Prompt: Work through the data line by line, gathering every line that has the word "Reaction".

Available records:
════

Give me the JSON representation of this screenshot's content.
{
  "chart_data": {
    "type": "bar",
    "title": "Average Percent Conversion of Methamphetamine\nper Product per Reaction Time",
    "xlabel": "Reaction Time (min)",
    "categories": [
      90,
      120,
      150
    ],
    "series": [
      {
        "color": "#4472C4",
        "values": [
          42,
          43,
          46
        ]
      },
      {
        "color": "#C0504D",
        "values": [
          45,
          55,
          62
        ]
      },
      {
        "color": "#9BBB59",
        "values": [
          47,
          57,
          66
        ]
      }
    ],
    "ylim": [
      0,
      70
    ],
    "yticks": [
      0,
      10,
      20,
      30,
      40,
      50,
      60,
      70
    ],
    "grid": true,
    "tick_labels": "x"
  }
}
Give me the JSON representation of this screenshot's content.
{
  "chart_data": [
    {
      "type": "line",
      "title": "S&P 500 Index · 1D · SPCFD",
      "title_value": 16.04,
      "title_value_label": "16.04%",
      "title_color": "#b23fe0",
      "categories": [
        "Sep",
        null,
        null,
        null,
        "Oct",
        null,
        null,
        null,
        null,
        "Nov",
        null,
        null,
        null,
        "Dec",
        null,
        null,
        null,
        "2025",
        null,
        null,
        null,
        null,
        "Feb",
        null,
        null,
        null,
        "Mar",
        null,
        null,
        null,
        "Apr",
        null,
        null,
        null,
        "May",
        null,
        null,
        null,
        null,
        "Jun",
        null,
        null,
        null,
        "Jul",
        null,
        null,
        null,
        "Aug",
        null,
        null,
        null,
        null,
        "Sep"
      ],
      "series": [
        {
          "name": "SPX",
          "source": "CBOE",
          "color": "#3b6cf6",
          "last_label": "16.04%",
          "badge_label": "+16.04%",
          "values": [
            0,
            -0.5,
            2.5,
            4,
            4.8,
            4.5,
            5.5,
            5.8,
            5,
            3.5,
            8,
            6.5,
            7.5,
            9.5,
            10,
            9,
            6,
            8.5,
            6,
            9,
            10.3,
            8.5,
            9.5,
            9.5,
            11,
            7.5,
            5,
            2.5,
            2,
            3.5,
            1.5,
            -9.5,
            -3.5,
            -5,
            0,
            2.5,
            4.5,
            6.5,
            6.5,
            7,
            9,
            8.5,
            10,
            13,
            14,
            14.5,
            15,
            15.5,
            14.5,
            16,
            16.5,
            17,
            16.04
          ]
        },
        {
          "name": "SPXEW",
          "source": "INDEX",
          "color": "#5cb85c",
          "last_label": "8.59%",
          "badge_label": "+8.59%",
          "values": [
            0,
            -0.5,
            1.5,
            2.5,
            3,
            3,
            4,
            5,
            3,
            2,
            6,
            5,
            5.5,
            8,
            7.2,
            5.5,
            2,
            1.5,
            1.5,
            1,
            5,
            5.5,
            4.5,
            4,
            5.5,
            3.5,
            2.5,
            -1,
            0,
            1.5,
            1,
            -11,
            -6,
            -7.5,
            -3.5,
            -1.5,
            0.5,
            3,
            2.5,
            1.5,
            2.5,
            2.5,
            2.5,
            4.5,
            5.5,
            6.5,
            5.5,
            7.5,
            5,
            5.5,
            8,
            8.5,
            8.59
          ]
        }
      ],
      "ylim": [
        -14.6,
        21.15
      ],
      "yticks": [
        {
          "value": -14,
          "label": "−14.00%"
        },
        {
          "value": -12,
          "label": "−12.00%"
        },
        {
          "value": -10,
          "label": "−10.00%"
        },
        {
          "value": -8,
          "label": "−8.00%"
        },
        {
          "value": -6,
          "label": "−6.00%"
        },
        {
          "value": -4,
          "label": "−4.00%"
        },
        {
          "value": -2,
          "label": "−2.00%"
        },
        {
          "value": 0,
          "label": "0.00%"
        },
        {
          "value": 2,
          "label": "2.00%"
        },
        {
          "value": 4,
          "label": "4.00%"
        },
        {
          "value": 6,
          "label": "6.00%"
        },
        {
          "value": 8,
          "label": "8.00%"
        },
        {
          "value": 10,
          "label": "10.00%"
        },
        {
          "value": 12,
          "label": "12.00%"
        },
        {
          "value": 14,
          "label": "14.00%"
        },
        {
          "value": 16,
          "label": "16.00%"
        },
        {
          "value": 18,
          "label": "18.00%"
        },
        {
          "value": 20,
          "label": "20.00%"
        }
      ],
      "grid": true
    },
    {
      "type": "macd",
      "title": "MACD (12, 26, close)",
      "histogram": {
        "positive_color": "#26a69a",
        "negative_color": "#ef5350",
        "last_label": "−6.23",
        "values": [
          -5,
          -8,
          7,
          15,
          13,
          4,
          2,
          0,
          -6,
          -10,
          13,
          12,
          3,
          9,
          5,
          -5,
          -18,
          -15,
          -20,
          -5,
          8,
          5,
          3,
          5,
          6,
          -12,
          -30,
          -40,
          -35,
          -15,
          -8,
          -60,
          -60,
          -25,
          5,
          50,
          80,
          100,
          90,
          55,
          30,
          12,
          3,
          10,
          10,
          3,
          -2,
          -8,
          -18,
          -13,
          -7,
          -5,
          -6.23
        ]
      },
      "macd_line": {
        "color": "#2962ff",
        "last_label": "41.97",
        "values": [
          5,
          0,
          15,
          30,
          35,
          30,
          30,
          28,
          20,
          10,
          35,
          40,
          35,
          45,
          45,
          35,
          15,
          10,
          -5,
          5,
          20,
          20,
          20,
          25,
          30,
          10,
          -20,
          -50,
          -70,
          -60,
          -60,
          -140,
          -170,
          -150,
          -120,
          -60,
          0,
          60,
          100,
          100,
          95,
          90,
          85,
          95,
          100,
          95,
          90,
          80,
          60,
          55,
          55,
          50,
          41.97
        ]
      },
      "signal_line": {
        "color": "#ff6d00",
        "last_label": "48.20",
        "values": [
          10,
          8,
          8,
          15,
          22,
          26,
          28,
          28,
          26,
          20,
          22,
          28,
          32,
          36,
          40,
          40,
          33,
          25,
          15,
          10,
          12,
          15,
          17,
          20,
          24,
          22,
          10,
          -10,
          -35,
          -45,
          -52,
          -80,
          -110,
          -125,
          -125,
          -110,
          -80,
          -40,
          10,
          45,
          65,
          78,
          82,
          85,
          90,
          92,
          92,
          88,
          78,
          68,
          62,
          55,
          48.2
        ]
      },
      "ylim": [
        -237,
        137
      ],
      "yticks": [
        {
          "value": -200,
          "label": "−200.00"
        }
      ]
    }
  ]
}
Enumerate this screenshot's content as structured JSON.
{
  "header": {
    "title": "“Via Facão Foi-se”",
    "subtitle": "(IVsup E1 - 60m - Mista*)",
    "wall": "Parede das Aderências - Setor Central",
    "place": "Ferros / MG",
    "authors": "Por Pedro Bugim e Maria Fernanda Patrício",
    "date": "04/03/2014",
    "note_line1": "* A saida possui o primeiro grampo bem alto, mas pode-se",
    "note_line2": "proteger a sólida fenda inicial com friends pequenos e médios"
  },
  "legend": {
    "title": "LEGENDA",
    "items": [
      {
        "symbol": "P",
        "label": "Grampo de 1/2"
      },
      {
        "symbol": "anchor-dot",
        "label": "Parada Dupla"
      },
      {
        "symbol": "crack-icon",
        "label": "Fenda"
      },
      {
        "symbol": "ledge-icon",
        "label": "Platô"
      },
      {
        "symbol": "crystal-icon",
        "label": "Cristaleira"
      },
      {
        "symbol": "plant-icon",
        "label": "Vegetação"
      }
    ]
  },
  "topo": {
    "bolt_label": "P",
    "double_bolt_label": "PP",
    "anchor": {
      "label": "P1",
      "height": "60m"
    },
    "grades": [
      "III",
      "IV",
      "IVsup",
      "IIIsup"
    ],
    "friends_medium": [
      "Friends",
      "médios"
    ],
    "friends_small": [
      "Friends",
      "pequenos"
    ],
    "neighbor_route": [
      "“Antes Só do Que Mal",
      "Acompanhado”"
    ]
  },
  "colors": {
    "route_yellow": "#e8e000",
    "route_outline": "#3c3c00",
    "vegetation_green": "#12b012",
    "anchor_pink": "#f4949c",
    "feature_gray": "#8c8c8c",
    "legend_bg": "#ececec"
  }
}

════

Response to the task:
    "title": "Average Percent Conversion of Methamphetamine\nper Product per Reaction Time",
    "xlabel": "Reaction Time (min)",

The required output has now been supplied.